[Dataset items]
• • • • • • •
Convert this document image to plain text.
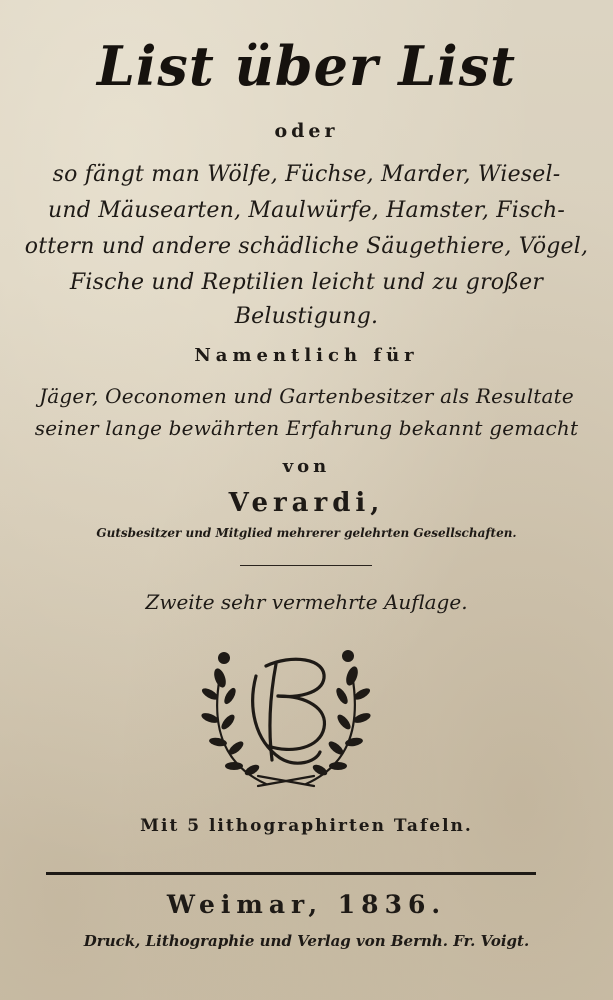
List über List
oder
so fängt man Wölfe, Füchse, Marder, Wiesel-
und Mäusearten, Maulwürfe, Hamster, Fisch-
ottern und andere schädliche Säugethiere, Vögel,
Fische und Reptilien leicht und zu großer
Belustigung.
Namentlich für
Jäger, Oeconomen und Gartenbesitzer als Resultate
seiner lange bewährten Erfahrung bekannt gemacht
von
Verardi,
Gutsbesitzer und Mitglied mehrerer gelehrten Gesellschaften.
Zweite sehr vermehrte Auflage.
Mit 5 lithographirten Tafeln.
Weimar, 1836.
Druck, Lithographie und Verlag von Bernh. Fr. Voigt.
• • • • • • •
▸ Objective: Extract every line of the data exactly; pictures stay out.

▸ Answer for the task:
Convert this document image to plain text.
List über List
oder
so fängt man Wölfe, Füchse, Marder, Wiesel-
und Mäusearten, Maulwürfe, Hamster, Fisch-
ottern und andere schädliche Säugethiere, Vögel,
Fische und Reptilien leicht und zu großer
Belustigung.
Namentlich für
Jäger, Oeconomen und Gartenbesitzer als Resultate
seiner lange bewährten Erfahrung bekannt gemacht
von
Verardi,
Gutsbesitzer und Mitglied mehrerer gelehrten Gesellschaften.
Zweite sehr vermehrte Auflage.
Mit 5 lithographirten Tafeln.
Weimar, 1836.
Druck, Lithographie und Verlag von Bernh. Fr. Voigt.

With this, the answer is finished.